> INSTRUCTIONS TO FOLLOW:
Each line that holds the word "JSON" is to be identified and copied.

(Records from a collection)
=-=-=

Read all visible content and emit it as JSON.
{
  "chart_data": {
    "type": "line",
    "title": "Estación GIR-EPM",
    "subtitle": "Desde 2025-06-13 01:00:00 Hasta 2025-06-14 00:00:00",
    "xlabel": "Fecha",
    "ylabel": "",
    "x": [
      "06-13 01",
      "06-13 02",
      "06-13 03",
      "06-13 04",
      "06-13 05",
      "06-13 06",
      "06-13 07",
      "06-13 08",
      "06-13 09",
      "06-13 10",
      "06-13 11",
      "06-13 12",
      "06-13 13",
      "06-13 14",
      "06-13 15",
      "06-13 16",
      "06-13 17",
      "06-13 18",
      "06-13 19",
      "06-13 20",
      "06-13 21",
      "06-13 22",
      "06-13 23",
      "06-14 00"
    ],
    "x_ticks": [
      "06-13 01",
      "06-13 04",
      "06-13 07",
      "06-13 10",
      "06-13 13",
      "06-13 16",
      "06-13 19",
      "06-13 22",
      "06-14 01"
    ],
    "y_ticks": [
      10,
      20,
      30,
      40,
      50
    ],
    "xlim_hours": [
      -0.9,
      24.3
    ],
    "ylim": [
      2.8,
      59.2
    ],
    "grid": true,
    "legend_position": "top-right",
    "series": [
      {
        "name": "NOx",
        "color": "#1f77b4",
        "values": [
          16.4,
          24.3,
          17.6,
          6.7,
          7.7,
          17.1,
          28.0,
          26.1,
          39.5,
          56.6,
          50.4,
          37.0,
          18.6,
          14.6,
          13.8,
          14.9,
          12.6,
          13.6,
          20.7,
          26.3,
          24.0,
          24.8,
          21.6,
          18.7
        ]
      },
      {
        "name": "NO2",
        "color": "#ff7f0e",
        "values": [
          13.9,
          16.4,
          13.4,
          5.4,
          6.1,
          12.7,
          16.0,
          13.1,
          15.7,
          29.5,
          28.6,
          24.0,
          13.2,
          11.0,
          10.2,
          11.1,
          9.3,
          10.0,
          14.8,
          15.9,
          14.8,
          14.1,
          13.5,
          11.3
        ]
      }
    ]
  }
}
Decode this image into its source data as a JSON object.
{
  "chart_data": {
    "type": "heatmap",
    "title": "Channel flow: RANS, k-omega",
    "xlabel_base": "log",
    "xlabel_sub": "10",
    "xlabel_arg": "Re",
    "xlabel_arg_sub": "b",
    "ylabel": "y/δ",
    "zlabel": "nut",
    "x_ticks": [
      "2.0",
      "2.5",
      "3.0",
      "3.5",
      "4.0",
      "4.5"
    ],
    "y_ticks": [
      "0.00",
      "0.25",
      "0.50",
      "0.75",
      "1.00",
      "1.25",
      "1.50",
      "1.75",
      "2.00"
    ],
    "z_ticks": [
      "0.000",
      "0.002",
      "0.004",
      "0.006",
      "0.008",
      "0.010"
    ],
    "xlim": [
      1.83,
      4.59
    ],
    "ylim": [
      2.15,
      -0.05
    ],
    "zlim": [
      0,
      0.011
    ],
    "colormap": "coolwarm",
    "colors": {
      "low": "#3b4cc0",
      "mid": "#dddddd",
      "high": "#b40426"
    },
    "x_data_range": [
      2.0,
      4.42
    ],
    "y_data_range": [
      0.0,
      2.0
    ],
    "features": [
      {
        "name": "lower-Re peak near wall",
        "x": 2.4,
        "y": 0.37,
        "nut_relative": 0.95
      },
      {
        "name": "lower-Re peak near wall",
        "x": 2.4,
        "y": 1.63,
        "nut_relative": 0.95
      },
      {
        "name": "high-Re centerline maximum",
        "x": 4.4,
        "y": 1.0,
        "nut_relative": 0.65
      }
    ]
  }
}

=-=-=

> FINISHED ANSWER:
Read all visible content and emit it as JSON.
Decode this image into its source data as a JSON object.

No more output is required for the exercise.